Give a verbatim quotation of every record.
▶
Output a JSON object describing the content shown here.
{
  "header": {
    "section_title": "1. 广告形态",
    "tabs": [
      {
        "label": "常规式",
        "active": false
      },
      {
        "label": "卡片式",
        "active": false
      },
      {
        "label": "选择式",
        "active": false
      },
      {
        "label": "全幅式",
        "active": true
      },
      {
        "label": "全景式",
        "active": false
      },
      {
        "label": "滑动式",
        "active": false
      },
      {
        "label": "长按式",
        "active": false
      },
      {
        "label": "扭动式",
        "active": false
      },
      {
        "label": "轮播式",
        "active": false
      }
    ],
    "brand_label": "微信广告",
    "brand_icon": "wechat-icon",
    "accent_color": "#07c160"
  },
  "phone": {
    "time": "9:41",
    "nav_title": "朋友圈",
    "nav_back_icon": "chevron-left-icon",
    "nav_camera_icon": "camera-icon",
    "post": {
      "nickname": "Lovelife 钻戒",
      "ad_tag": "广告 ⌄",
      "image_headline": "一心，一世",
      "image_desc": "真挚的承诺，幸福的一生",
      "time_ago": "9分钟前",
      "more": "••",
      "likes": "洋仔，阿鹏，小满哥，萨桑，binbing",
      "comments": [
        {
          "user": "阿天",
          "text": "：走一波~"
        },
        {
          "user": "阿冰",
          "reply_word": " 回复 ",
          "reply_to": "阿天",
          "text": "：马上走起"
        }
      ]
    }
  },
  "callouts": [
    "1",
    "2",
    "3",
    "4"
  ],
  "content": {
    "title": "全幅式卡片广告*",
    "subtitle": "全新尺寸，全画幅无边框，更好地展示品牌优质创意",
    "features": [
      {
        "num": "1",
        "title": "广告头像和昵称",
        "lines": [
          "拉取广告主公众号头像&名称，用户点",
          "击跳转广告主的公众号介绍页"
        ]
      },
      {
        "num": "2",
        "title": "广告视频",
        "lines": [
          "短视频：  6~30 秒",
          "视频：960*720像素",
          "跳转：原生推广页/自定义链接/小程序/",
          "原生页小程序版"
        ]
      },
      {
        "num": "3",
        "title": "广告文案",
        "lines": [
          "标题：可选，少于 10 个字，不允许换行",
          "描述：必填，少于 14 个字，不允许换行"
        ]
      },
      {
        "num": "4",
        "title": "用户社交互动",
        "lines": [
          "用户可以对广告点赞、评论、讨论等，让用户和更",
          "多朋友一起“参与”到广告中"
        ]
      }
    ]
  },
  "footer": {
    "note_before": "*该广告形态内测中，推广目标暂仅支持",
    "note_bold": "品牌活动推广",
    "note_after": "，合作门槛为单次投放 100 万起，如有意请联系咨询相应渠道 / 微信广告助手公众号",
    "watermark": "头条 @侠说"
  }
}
◀
SOLUTION:
Output a JSON object describing the content shown here.
{
  "header": {
    "section_title": "1. 广告形态",
    "tabs": [
      {
        "label": "常规式",
        "active": false
      },
      {
        "label": "卡片式",
        "active": false
      },
      {
        "label": "选择式",
        "active": false
      },
      {
        "label": "全幅式",
        "active": true
      },
      {
        "label": "全景式",
        "active": false
      },
      {
        "label": "滑动式",
        "active": false
      },
      {
        "label": "长按式",
        "active": false
      },
      {
        "label": "扭动式",
        "active": false
      },
      {
        "label": "轮播式",
        "active": false
      }
    ],
    "brand_label": "微信广告",
    "brand_icon": "wechat-icon",
    "accent_color": "#07c160"
  },
  "phone": {
    "time": "9:41",
    "nav_title": "朋友圈",
    "nav_back_icon": "chevron-left-icon",
    "nav_camera_icon": "camera-icon",
    "post": {
      "nickname": "Lovelife 钻戒",
      "ad_tag": "广告 ⌄",
      "image_headline": "一心，一世",
      "image_desc": "真挚的承诺，幸福的一生",
      "time_ago": "9分钟前",
      "more": "••",
      "likes": "洋仔，阿鹏，小满哥，萨桑，binbing",
      "comments": [
        {
          "user": "阿天",
          "text": "：走一波~"
        },
        {
          "user": "阿冰",
          "reply_word": " 回复 ",
          "reply_to": "阿天",
          "text": "：马上走起"
        }
      ]
    }
  },
  "callouts": [
    "1",
    "2",
    "3",
    "4"
  ],
  "content": {
    "title": "全幅式卡片广告*",
    "subtitle": "全新尺寸，全画幅无边框，更好地展示品牌优质创意",
    "features": [
      {
        "num": "1",
        "title": "广告头像和昵称",
        "lines": [
          "拉取广告主公众号头像&名称，用户点",
          "击跳转广告主的公众号介绍页"
        ]
      },
      {
        "num": "2",
        "title": "广告视频",
        "lines": [
          "短视频：  6~30 秒",
          "视频：960*720像素",
          "跳转：原生推广页/自定义链接/小程序/",
          "原生页小程序版"
        ]
      },
      {
        "num": "3",
        "title": "广告文案",
        "lines": [
          "标题：可选，少于 10 个字，不允许换行",
          "描述：必填，少于 14 个字，不允许换行"
        ]
      },
      {
        "num": "4",
        "title": "用户社交互动",
        "lines": [
          "用户可以对广告点赞、评论、讨论等，让用户和更",
          "多朋友一起“参与”到广告中"
        ]
      }
    ]
  },
  "footer": {
    "note_before": "*该广告形态内测中，推广目标暂仅支持",
    "note_bold": "品牌活动推广",
    "note_after": "，合作门槛为单次投放 100 万起，如有意请联系咨询相应渠道 / 微信广告助手公众号",
    "watermark": "头条 @侠说"
  }
}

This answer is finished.